# EXERCISE DIRECTIONS:
Tell how many lines contain the word "Customer". Reply with the number only.

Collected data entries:
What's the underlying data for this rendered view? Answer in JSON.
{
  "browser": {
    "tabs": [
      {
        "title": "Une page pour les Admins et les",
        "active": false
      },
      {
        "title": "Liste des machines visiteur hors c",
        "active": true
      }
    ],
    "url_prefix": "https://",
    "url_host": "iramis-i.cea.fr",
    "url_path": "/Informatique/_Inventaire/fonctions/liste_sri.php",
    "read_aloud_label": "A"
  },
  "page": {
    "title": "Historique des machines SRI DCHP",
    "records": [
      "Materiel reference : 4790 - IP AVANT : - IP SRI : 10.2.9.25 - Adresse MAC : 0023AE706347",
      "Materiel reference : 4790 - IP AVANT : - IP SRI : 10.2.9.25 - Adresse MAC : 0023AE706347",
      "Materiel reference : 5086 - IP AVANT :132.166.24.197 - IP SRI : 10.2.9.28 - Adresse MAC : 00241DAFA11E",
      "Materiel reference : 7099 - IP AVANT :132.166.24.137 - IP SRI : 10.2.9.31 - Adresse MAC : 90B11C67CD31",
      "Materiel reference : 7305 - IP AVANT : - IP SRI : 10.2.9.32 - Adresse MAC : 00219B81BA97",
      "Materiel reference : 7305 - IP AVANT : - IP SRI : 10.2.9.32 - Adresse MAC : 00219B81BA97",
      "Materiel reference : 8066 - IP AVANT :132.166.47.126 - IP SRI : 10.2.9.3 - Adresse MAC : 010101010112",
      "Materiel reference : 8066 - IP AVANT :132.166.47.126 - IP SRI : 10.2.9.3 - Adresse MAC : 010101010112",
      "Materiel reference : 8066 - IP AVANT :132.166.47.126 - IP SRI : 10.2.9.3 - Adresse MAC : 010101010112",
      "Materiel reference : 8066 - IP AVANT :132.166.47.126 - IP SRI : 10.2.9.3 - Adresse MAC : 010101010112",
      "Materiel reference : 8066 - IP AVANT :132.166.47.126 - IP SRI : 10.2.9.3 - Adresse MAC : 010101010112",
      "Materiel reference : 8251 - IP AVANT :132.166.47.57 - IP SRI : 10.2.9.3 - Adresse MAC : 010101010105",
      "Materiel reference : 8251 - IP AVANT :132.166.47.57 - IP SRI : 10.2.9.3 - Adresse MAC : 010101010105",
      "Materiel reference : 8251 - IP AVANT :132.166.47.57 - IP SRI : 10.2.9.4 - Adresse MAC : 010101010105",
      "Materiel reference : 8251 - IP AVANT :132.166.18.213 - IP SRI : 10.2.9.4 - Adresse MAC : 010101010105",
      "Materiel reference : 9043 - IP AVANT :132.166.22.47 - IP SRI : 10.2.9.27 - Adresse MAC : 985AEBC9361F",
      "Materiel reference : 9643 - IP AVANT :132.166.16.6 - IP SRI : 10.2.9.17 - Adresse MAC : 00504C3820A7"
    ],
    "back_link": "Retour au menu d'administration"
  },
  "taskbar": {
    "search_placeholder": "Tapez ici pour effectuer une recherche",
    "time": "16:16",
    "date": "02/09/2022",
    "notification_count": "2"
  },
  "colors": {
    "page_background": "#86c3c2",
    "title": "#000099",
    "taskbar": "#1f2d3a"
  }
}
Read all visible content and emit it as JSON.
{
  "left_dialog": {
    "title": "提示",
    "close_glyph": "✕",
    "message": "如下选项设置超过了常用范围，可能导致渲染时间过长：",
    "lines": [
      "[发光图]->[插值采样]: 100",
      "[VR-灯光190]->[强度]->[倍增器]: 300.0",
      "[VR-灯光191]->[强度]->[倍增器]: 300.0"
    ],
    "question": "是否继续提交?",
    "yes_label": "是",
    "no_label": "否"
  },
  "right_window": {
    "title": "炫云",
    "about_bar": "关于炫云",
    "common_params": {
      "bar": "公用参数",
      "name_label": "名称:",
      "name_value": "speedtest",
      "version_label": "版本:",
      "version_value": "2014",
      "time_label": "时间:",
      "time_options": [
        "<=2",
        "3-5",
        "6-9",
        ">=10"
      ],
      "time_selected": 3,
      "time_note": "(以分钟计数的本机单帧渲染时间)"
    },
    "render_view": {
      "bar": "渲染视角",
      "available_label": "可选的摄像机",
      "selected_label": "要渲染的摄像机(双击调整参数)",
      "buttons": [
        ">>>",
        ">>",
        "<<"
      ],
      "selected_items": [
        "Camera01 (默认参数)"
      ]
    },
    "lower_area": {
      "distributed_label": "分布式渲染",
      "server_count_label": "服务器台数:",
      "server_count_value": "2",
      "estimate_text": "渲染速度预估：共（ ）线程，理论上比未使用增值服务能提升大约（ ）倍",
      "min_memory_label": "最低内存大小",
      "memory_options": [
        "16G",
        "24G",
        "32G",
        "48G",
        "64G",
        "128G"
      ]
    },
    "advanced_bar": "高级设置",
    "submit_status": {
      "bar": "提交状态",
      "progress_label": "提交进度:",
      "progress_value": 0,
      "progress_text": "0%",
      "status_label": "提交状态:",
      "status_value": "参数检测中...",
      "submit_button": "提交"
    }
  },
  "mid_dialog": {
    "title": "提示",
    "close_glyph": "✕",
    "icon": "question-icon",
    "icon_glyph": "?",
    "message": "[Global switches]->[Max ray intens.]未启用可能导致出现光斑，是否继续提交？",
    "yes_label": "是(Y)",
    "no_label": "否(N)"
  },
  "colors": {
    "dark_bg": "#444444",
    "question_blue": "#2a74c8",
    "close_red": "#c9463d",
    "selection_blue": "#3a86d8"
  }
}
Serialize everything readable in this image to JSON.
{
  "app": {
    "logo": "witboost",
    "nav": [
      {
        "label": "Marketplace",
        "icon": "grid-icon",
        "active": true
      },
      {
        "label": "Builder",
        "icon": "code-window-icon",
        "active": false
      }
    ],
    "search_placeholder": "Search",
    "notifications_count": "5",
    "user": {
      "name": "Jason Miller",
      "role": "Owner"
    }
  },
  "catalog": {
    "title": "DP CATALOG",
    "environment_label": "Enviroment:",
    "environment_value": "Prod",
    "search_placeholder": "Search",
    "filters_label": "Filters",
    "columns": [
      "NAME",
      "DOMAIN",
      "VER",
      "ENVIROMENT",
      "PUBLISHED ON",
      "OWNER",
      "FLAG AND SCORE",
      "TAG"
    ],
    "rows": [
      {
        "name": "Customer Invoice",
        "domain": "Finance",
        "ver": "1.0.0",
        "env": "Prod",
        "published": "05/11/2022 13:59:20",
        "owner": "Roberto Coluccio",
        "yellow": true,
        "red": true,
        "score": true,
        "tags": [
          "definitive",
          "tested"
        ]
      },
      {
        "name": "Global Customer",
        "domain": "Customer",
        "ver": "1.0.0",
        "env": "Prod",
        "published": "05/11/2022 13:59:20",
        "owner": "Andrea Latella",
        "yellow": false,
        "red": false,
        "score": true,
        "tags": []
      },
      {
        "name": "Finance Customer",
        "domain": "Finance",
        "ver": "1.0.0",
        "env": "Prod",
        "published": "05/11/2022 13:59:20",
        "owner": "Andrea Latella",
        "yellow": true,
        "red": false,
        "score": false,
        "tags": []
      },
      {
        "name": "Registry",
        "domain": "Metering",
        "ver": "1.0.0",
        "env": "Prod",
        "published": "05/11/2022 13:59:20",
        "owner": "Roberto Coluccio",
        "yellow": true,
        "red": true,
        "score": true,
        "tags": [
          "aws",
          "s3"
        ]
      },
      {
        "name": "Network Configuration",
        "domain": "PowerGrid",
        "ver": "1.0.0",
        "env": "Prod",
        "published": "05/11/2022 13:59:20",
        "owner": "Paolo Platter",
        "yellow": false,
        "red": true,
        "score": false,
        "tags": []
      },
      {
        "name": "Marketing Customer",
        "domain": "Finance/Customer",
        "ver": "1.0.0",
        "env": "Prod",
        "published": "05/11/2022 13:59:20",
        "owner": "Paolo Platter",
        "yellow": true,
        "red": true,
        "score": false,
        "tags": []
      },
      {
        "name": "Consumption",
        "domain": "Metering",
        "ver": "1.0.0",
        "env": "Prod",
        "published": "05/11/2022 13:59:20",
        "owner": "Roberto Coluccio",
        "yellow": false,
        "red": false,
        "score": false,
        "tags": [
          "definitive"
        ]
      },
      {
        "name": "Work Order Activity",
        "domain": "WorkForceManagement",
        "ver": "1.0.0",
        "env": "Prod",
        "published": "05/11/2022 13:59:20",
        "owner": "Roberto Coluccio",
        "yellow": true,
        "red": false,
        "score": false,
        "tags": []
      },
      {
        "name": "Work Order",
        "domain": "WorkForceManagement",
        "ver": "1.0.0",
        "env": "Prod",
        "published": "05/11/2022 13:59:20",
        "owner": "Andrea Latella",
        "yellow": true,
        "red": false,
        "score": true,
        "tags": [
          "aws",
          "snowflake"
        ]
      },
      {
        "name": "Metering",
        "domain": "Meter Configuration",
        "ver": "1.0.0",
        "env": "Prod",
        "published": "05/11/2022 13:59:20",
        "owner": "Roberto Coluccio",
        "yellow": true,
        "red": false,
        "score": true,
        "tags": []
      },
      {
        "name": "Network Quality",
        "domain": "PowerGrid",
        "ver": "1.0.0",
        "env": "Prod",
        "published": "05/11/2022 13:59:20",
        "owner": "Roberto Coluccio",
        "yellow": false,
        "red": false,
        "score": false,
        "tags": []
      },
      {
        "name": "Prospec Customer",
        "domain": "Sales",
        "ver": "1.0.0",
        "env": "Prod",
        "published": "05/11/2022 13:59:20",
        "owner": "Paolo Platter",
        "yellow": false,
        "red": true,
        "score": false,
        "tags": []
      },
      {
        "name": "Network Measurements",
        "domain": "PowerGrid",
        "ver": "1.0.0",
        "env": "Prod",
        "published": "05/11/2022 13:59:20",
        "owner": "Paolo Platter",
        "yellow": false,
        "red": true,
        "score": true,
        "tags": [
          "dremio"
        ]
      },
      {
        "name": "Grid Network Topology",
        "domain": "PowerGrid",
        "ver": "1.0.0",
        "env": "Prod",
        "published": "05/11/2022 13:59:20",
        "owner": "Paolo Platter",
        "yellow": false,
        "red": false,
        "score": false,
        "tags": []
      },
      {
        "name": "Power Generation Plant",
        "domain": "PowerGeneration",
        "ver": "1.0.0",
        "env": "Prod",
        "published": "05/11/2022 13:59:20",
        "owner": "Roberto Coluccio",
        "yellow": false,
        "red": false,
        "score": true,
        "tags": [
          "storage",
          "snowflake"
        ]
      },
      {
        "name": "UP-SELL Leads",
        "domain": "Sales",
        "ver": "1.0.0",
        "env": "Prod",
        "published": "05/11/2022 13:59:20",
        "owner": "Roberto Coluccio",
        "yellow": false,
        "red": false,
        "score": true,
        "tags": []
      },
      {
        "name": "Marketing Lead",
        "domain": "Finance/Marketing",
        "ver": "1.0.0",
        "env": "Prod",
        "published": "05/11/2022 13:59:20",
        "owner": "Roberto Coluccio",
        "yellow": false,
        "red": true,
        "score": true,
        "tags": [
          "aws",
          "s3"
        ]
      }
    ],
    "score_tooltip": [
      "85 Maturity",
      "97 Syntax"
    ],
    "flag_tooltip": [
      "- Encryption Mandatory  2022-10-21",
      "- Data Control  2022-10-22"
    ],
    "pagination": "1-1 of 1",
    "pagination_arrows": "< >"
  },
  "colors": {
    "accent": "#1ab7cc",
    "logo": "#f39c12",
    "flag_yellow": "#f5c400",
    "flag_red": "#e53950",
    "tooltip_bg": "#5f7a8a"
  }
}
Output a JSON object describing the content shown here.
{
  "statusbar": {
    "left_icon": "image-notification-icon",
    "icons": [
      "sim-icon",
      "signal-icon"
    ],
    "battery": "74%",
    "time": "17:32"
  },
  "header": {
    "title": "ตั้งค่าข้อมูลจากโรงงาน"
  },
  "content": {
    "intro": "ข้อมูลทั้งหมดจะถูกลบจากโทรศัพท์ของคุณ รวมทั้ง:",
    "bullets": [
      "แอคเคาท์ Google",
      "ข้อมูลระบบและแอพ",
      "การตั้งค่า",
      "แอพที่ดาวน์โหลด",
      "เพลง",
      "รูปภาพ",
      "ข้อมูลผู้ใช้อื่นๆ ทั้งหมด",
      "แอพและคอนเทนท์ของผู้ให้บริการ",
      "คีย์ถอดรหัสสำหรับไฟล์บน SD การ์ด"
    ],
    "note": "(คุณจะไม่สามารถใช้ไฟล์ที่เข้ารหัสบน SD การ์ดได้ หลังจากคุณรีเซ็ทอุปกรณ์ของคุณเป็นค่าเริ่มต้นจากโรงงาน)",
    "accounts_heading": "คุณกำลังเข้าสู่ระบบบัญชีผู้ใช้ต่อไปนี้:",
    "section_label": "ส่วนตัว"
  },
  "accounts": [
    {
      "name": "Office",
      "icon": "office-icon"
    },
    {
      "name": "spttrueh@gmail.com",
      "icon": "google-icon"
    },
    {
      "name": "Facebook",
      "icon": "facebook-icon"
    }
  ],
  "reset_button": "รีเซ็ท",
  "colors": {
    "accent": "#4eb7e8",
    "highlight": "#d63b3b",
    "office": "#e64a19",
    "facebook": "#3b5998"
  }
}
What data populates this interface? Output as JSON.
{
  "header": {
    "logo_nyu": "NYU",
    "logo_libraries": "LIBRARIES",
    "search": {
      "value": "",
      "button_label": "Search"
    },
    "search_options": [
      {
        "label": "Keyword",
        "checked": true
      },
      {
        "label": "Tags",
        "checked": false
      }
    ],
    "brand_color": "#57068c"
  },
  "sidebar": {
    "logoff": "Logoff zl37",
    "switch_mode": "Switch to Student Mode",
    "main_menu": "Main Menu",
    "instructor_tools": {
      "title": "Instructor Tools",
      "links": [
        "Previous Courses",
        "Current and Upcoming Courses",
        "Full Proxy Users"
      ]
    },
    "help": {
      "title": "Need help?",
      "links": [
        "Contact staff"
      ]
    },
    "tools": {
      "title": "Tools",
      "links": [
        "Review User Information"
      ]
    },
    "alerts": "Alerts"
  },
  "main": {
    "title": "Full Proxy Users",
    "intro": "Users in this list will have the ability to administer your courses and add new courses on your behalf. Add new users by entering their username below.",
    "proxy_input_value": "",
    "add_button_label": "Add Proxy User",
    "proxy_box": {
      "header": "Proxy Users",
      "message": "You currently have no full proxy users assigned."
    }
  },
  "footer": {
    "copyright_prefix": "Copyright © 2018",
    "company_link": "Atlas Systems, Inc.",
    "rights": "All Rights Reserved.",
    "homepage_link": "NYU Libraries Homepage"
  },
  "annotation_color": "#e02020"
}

# SOLUTION TO THIS PROBLEM:
7